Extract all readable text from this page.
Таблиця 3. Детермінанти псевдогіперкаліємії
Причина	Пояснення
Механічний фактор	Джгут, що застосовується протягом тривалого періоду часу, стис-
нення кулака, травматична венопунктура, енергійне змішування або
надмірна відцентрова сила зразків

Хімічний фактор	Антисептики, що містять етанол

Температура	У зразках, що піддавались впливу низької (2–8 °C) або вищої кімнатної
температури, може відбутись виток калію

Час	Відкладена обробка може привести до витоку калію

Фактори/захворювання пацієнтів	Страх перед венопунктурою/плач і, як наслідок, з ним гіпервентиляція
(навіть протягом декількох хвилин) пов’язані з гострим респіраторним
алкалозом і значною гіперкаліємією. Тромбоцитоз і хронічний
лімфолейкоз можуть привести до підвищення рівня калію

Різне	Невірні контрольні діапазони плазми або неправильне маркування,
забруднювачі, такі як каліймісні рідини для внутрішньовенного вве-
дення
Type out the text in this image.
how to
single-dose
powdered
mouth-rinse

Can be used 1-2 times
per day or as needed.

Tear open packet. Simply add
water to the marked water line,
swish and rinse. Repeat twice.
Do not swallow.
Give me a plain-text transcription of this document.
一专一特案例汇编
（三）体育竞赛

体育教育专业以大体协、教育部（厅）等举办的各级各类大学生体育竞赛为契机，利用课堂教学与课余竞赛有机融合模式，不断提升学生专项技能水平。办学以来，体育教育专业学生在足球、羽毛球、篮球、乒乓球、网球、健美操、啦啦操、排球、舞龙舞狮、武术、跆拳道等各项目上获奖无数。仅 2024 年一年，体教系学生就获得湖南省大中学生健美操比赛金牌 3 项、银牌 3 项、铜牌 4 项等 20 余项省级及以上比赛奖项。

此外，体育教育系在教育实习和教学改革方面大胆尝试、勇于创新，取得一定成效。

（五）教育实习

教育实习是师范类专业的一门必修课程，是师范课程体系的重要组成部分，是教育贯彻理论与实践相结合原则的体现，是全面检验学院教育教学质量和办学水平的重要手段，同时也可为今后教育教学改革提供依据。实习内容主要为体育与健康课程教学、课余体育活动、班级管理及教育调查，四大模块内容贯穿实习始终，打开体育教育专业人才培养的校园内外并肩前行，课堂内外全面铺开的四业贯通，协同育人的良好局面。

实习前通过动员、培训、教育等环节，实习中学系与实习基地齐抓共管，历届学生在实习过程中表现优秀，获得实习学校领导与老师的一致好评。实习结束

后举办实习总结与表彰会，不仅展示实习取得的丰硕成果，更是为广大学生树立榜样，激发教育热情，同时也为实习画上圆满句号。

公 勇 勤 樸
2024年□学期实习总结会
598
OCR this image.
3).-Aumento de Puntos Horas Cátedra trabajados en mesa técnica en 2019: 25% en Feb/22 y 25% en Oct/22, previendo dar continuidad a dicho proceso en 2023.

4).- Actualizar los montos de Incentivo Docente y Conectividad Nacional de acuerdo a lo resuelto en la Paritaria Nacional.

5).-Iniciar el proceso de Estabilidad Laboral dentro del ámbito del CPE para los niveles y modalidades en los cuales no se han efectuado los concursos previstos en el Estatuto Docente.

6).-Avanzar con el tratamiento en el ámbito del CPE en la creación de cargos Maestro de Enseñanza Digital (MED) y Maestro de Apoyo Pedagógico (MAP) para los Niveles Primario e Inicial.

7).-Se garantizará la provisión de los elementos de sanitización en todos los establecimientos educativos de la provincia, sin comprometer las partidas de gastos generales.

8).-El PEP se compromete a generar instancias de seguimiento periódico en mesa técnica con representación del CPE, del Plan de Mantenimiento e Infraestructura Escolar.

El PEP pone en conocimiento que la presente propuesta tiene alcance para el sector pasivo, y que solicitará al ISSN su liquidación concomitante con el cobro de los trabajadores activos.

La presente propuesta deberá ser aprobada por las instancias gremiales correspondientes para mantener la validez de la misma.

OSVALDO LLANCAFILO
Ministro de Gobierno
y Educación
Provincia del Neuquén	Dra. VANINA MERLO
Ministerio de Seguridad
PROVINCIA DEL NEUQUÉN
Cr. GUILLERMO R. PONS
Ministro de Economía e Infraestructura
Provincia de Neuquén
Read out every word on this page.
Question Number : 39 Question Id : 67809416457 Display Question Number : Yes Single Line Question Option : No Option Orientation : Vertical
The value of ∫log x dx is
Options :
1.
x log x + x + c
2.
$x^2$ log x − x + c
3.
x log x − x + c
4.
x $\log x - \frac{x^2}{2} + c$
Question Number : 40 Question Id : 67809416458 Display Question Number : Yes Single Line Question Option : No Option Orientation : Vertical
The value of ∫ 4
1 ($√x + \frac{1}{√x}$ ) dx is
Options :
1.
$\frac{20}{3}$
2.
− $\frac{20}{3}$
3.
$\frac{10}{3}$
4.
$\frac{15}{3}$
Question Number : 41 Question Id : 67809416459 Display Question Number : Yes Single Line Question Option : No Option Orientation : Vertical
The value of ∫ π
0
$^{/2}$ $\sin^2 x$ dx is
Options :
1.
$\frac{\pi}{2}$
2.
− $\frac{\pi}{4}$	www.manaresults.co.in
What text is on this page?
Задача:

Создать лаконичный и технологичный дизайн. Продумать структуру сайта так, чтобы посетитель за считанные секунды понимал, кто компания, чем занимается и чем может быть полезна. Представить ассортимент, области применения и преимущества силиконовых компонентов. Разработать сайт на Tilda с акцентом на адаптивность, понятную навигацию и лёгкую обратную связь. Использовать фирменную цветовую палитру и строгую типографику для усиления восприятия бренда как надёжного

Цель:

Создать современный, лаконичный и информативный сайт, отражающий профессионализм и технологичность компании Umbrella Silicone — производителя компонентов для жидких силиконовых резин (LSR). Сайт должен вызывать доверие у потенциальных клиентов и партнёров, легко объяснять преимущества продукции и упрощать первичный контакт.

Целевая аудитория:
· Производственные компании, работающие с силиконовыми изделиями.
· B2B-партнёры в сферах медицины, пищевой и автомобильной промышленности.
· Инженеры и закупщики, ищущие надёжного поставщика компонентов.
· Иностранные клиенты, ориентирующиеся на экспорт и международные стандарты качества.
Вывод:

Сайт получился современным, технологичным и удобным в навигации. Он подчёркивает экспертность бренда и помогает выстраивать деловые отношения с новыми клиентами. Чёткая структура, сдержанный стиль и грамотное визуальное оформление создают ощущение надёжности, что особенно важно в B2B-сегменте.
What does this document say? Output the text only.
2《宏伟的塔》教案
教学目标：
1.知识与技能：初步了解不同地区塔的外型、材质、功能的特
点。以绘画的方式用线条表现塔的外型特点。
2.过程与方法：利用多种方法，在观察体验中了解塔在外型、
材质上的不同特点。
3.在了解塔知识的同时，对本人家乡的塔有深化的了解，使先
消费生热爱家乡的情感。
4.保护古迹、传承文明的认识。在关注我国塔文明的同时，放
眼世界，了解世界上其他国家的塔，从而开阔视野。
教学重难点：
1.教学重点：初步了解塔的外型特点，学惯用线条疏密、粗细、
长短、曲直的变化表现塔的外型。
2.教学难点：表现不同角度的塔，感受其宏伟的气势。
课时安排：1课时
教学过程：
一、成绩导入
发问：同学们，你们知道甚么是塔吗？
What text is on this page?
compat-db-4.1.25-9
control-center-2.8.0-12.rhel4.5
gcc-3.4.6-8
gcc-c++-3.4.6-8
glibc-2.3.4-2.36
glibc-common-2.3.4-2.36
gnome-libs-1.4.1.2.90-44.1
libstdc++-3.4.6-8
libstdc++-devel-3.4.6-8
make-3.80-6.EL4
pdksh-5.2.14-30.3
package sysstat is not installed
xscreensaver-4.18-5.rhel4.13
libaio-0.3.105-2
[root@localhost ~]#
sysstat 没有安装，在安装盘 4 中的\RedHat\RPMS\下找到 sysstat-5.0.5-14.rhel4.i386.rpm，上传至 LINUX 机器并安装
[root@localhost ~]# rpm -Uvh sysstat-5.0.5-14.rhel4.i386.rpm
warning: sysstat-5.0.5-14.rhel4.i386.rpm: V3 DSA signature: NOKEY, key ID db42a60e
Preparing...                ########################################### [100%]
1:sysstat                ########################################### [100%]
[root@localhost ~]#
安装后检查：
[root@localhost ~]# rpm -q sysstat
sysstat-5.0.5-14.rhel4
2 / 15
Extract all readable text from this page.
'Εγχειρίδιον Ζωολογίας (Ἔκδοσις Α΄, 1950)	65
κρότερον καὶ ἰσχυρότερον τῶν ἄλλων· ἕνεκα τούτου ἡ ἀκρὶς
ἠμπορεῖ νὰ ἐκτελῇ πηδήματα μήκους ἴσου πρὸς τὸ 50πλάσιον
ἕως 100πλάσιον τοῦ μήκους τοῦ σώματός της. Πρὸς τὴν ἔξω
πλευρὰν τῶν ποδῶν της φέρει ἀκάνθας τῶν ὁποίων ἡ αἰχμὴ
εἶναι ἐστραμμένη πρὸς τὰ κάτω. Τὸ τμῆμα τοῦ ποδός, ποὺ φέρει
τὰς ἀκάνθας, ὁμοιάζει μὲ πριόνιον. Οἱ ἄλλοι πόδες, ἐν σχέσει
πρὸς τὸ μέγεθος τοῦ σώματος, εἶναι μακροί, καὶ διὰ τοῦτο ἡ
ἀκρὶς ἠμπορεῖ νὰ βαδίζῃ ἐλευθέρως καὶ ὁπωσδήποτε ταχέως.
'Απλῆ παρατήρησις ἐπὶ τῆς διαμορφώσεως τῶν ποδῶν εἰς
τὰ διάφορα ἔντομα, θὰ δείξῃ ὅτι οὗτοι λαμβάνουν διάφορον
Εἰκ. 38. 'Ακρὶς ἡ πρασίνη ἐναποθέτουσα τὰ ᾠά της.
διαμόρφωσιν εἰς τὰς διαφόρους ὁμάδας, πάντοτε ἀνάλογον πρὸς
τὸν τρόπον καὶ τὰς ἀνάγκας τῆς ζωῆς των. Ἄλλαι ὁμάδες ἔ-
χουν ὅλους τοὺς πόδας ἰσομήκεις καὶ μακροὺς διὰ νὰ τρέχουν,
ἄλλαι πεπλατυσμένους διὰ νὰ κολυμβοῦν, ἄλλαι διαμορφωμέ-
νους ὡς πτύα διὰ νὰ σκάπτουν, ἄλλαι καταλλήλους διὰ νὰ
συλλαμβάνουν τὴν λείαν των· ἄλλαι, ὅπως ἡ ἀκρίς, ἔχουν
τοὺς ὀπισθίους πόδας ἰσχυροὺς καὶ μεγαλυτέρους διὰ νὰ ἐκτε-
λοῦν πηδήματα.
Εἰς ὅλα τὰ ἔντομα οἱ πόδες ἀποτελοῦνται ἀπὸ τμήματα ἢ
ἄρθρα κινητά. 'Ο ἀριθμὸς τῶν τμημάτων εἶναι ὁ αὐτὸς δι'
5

==*==

Instructions to follow → Lines that hold the word "надёжного" are the ones to return, every one of them.

Correct result →
Создать лаконичный и технологичный дизайн. Продумать структуру сайта так, чтобы посетитель за считанные секунды понимал, кто компания, чем занимается и чем может быть полезна. Представить ассортимент, области применения и преимущества силиконовых компонентов. Разработать сайт на Tilda с акцентом на адаптивность, понятную навигацию и лёгкую обратную связь. Использовать фирменную цветовую палитру и строгую типографику для усиления восприятия бренда как надёжного
· Инженеры и закупщики, ищущие надёжного поставщика компонентов.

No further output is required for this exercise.